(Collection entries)

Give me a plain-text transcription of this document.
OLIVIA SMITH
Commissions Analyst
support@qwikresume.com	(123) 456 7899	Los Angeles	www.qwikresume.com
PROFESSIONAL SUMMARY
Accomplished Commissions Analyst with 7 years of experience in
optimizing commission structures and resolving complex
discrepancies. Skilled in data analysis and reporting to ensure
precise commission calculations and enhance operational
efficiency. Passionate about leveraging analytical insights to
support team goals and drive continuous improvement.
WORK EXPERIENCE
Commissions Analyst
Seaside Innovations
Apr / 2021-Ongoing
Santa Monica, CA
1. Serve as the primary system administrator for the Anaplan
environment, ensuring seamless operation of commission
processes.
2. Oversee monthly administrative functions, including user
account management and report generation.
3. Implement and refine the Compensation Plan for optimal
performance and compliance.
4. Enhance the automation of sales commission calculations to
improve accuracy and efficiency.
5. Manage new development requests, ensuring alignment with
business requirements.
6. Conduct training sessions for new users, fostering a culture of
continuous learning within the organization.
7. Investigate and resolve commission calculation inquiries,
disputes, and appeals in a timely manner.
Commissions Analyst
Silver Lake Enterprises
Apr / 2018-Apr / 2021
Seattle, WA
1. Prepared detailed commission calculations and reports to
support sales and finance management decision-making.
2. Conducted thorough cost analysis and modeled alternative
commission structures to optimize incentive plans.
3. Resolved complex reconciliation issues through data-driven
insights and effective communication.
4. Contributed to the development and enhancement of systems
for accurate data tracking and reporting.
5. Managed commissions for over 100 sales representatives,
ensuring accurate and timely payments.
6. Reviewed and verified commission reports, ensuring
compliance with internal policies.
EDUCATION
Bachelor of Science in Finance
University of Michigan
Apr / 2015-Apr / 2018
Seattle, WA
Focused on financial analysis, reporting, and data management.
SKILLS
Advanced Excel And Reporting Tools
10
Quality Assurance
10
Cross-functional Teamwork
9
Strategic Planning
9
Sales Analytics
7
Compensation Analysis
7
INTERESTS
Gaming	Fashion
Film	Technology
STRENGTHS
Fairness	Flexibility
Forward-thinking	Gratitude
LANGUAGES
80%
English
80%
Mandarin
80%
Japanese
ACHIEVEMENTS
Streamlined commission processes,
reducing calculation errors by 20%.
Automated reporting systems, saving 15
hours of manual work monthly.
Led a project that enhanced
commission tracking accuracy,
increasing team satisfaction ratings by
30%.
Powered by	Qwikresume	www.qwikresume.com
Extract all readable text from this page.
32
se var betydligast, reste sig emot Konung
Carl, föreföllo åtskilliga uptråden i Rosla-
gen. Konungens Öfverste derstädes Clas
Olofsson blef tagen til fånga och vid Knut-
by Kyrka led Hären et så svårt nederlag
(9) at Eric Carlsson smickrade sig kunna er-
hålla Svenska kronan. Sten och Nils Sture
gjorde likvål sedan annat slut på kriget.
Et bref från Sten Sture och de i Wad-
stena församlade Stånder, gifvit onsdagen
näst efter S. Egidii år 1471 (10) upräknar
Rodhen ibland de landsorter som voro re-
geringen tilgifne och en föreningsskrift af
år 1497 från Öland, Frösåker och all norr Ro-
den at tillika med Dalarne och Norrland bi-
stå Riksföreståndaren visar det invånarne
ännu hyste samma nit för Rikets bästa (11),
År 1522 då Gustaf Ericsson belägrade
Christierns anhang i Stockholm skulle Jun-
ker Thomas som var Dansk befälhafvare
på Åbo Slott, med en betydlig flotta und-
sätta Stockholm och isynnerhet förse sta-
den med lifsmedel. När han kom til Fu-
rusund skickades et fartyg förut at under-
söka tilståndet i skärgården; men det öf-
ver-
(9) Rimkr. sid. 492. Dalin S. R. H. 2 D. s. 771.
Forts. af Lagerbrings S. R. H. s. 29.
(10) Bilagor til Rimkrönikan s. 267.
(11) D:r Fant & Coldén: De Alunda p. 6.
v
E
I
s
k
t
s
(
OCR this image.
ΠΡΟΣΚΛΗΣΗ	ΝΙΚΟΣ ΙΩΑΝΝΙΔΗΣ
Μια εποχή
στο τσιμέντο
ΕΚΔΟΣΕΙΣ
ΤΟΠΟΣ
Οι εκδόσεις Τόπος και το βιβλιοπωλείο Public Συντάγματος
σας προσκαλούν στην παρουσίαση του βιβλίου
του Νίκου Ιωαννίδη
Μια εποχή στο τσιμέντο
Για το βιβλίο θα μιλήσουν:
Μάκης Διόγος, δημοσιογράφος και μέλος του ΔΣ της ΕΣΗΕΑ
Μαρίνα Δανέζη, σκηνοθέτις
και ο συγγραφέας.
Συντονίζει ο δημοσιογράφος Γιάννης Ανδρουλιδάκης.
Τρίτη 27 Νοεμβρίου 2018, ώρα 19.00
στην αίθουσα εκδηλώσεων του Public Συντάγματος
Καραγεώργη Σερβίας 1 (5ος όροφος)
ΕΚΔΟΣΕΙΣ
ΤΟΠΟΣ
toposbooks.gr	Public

Aim: Copy each line of the entries that includes the word "this".

Task response:
Give me a plain-text transcription of this document.
Extract all readable text from this page.
OCR this image.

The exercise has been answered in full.